╭──

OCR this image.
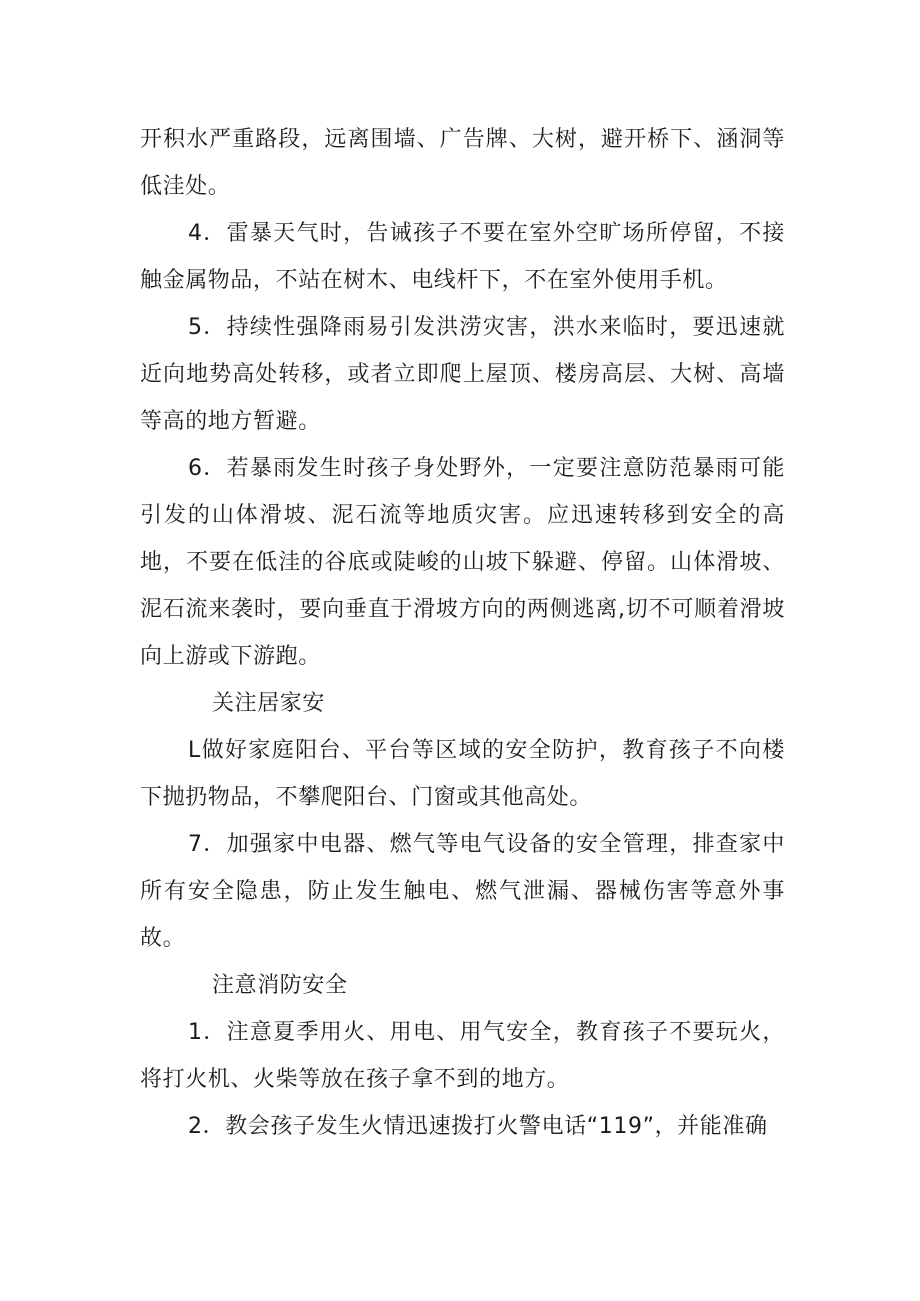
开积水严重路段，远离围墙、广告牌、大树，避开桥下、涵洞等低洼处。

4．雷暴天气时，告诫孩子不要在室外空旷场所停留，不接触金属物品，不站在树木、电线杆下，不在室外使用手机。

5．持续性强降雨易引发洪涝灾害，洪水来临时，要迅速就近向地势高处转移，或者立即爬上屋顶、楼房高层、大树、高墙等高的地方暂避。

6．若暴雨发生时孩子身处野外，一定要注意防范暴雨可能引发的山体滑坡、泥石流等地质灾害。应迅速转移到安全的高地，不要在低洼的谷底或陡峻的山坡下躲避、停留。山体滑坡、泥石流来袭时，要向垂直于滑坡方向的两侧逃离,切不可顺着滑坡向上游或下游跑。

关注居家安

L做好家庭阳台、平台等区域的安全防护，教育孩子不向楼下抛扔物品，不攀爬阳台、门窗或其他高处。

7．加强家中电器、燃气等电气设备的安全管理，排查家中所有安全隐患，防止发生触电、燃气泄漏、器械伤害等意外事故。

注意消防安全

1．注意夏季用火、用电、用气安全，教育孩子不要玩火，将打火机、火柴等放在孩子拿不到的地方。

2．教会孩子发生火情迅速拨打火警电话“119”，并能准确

╰──

Work to complete => Quote each entry above verbatim and drop the pictures.

Task answer =>
OCR this image.
开积水严重路段，远离围墙、广告牌、大树，避开桥下、涵洞等低洼处。

4．雷暴天气时，告诫孩子不要在室外空旷场所停留，不接触金属物品，不站在树木、电线杆下，不在室外使用手机。

5．持续性强降雨易引发洪涝灾害，洪水来临时，要迅速就近向地势高处转移，或者立即爬上屋顶、楼房高层、大树、高墙等高的地方暂避。

6．若暴雨发生时孩子身处野外，一定要注意防范暴雨可能引发的山体滑坡、泥石流等地质灾害。应迅速转移到安全的高地，不要在低洼的谷底或陡峻的山坡下躲避、停留。山体滑坡、泥石流来袭时，要向垂直于滑坡方向的两侧逃离,切不可顺着滑坡向上游或下游跑。

关注居家安

L做好家庭阳台、平台等区域的安全防护，教育孩子不向楼下抛扔物品，不攀爬阳台、门窗或其他高处。

7．加强家中电器、燃气等电气设备的安全管理，排查家中所有安全隐患，防止发生触电、燃气泄漏、器械伤害等意外事故。

注意消防安全

1．注意夏季用火、用电、用气安全，教育孩子不要玩火，将打火机、火柴等放在孩子拿不到的地方。

2．教会孩子发生火情迅速拨打火警电话“119”，并能准确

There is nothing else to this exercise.